→ **Objective**:
Gather all lines in the data that hold the string "ylabel".

→ **Records provided**:
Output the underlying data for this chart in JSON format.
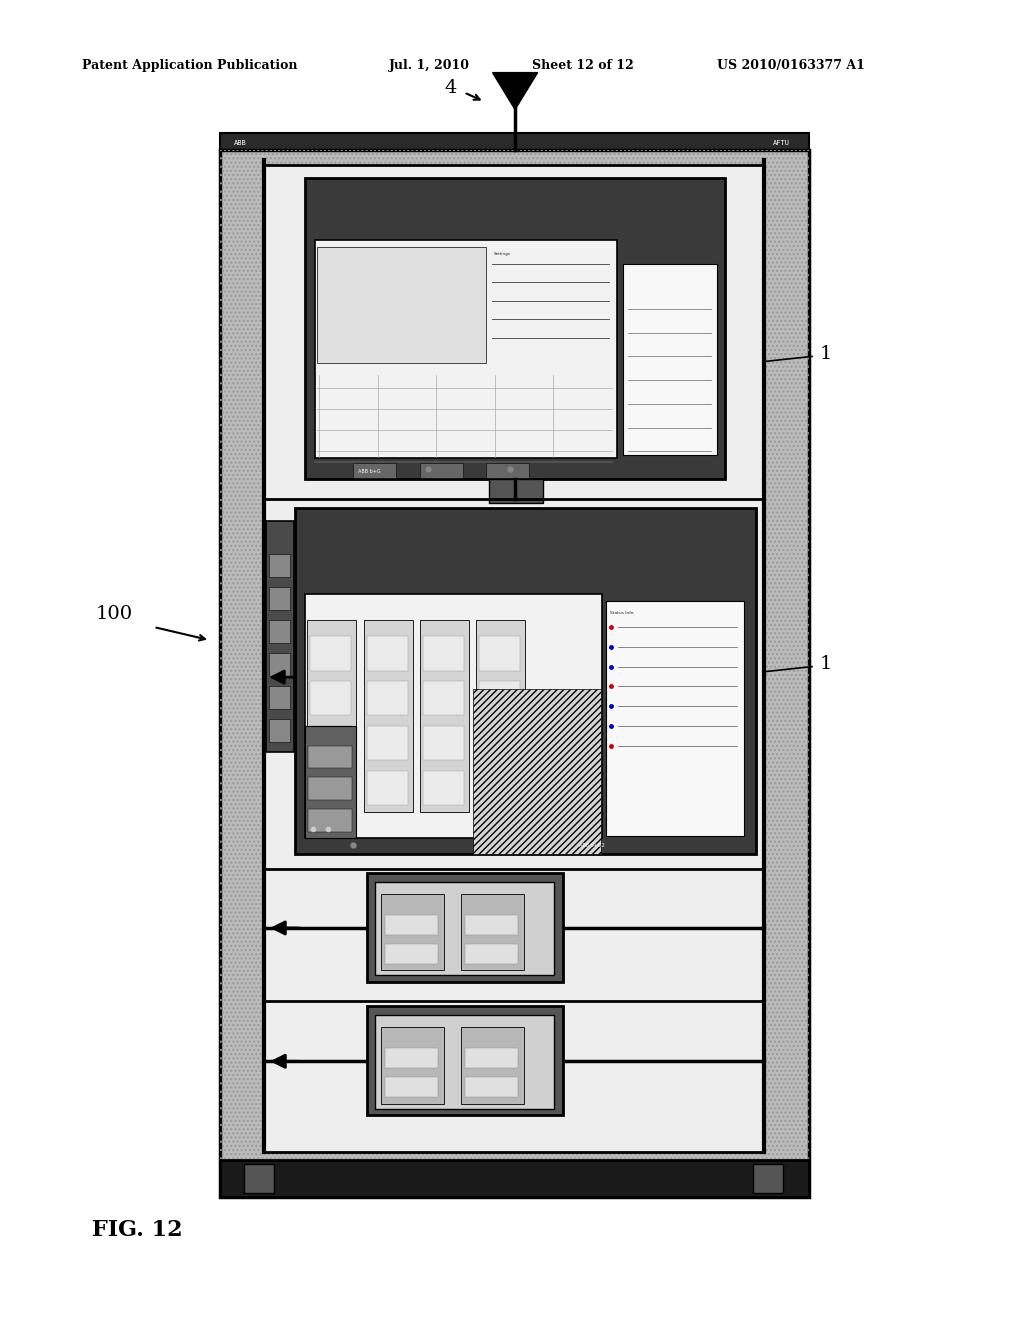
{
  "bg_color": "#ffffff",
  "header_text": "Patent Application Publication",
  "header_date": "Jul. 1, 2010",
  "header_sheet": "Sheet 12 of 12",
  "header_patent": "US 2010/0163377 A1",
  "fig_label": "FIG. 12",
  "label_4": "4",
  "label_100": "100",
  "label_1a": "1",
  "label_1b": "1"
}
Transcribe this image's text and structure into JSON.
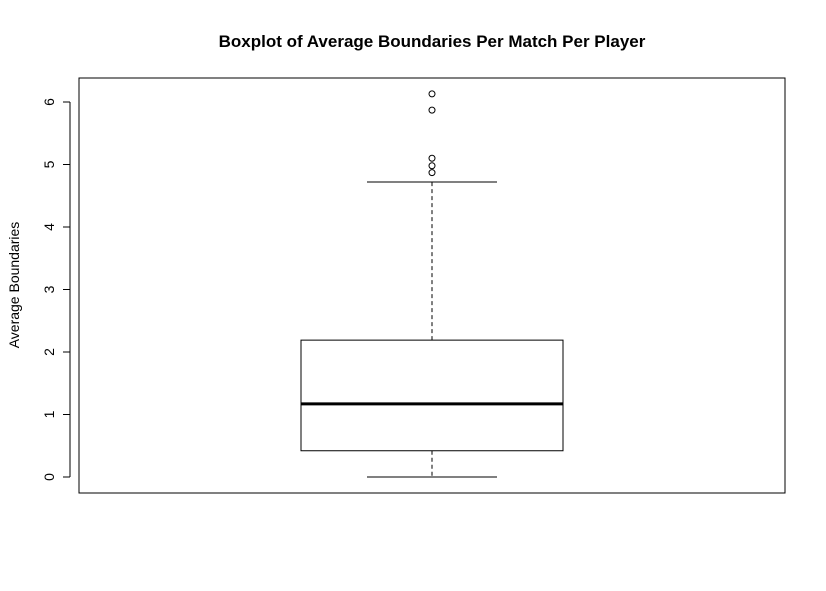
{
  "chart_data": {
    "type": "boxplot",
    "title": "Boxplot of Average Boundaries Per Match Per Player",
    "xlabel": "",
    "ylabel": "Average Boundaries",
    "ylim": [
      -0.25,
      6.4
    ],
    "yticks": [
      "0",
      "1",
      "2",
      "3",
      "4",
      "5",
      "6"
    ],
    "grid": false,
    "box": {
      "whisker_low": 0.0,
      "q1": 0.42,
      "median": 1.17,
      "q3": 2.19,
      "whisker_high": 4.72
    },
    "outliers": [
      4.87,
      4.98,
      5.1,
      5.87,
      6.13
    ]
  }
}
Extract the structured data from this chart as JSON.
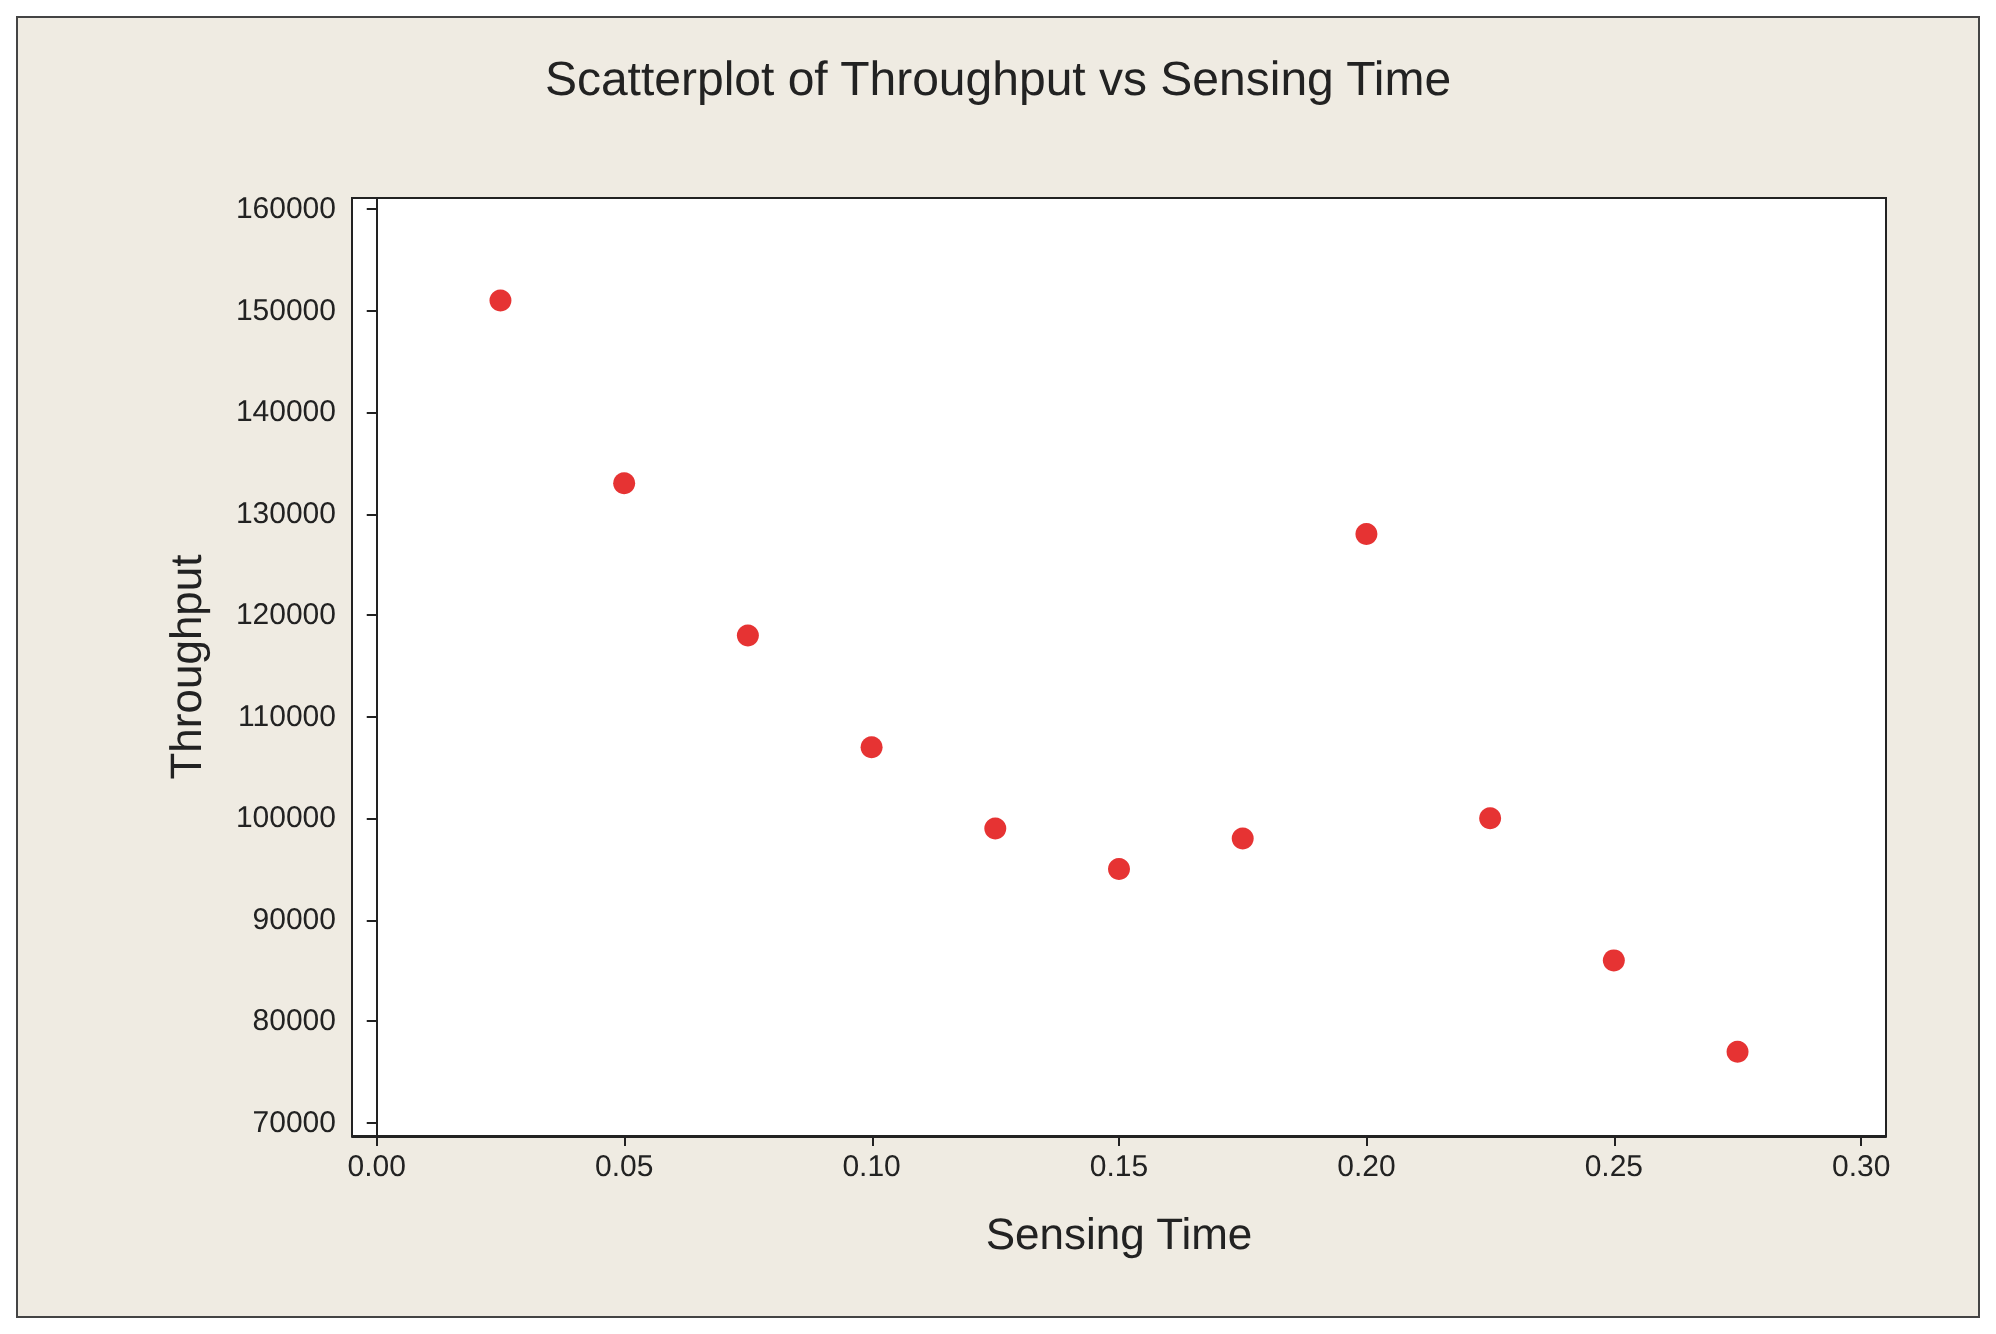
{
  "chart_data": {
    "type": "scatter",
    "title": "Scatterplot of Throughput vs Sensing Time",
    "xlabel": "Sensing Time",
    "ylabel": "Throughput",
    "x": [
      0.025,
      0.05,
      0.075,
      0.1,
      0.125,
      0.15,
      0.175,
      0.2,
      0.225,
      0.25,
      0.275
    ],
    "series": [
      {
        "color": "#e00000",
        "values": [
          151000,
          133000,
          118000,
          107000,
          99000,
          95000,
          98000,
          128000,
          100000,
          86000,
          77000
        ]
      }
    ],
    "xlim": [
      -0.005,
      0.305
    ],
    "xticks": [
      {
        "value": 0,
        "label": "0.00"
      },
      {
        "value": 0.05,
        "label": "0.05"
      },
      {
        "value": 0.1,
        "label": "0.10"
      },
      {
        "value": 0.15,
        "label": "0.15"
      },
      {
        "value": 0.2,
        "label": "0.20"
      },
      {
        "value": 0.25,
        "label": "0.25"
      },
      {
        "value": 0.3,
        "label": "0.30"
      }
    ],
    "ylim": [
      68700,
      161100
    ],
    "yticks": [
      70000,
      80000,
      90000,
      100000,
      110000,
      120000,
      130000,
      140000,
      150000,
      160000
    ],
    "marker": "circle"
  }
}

→ **Full response**:
    "ylabel": "Average Boundaries",
    "ylabel": "Throughput",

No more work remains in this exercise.